*What the task asks*: Select every line containing the word "Viteza" from the material, and copy those lines.

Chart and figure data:
** start **

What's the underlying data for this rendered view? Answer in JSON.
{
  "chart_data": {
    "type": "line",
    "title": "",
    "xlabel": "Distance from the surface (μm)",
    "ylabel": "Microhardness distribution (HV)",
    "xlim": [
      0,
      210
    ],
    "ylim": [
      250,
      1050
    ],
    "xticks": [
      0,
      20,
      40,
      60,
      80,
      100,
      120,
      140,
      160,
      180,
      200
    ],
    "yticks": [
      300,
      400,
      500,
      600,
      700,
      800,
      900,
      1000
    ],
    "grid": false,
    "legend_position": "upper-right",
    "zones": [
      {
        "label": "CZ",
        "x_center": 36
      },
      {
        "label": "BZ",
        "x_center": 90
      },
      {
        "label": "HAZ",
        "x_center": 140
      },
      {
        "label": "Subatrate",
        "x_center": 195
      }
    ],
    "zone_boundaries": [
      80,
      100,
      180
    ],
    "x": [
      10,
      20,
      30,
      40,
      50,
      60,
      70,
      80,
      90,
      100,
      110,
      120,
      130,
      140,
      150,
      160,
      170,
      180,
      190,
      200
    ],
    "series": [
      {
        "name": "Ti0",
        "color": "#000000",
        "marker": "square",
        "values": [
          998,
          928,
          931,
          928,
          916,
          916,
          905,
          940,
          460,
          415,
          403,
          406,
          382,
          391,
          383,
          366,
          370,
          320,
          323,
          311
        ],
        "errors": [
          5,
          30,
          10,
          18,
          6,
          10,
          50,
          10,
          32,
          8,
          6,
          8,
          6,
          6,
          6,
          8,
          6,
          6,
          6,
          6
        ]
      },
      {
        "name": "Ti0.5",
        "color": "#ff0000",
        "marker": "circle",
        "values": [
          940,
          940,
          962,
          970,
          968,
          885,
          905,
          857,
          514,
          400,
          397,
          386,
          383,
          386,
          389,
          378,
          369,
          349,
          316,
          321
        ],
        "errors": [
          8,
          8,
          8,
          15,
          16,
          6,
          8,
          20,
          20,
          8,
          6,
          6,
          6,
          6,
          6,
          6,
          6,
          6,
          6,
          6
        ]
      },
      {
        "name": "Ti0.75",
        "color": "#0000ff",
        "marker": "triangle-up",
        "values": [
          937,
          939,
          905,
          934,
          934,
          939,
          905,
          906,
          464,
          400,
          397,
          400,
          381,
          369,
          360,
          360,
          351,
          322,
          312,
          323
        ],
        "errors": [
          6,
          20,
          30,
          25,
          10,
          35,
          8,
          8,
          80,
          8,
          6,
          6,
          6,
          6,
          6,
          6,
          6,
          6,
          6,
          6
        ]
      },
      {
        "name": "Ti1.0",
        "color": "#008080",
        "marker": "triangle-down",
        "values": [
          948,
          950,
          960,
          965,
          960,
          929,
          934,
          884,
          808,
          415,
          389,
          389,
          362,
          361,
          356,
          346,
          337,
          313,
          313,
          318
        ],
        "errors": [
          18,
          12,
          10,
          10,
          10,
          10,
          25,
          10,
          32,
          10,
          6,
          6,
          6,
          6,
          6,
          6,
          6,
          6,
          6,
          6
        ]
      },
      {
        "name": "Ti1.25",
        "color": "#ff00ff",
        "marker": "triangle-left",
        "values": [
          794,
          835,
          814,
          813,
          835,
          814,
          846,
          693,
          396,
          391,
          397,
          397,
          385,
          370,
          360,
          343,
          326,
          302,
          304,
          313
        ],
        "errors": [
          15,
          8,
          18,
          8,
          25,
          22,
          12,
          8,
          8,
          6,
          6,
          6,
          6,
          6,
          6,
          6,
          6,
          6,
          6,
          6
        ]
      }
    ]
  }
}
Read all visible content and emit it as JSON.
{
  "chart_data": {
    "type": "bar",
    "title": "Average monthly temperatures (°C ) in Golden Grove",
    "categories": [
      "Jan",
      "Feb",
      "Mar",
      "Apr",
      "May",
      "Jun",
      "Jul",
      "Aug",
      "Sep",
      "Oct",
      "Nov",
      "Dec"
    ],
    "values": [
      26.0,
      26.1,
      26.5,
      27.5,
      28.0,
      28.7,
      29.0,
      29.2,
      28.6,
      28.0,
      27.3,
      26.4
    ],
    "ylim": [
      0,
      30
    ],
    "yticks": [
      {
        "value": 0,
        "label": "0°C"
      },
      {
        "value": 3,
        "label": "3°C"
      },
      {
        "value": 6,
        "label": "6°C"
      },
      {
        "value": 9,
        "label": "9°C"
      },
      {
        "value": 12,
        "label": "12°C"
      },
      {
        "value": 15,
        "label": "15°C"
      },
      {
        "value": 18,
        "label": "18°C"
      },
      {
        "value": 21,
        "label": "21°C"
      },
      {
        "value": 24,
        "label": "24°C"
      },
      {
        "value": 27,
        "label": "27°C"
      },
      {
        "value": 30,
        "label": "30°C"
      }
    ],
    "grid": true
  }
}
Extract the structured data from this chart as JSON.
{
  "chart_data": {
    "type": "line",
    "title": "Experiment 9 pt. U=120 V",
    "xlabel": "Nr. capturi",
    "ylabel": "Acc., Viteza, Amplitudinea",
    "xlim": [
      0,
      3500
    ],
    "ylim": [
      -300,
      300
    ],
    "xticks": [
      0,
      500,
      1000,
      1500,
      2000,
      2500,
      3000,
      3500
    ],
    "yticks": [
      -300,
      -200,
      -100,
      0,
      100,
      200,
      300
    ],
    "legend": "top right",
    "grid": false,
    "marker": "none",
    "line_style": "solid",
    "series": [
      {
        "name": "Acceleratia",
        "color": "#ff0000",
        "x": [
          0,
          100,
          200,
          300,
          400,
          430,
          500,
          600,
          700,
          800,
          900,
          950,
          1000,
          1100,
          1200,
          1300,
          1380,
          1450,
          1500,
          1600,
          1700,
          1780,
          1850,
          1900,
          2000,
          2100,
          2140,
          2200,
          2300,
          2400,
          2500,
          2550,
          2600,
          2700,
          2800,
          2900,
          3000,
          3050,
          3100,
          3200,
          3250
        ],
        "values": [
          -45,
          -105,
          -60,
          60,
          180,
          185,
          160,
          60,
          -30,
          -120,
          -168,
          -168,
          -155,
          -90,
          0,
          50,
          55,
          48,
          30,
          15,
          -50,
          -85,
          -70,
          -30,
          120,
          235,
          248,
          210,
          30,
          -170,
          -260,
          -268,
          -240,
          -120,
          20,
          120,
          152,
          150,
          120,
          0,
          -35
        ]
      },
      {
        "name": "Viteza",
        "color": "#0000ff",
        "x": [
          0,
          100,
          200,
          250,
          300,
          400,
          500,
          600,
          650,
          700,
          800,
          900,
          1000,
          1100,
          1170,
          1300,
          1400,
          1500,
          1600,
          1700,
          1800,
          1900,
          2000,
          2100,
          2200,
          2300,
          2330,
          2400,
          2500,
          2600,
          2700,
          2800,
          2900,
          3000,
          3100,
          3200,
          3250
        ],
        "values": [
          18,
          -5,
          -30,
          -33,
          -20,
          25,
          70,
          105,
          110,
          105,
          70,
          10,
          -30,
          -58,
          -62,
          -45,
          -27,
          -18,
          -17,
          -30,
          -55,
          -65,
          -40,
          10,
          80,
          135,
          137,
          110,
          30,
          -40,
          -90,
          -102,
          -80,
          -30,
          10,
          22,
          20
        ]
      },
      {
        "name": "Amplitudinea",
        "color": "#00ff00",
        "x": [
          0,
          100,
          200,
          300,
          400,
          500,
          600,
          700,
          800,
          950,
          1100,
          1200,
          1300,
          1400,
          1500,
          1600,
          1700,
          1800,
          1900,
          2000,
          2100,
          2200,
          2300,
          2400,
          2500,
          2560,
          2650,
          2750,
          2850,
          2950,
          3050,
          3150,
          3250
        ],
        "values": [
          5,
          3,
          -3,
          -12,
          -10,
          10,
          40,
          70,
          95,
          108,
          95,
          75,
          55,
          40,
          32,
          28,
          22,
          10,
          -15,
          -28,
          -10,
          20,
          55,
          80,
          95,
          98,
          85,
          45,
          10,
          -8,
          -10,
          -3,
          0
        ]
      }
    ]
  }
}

** end **

*Answer*:
    "ylabel": "Acc., Viteza, Amplitudinea",
        "name": "Viteza",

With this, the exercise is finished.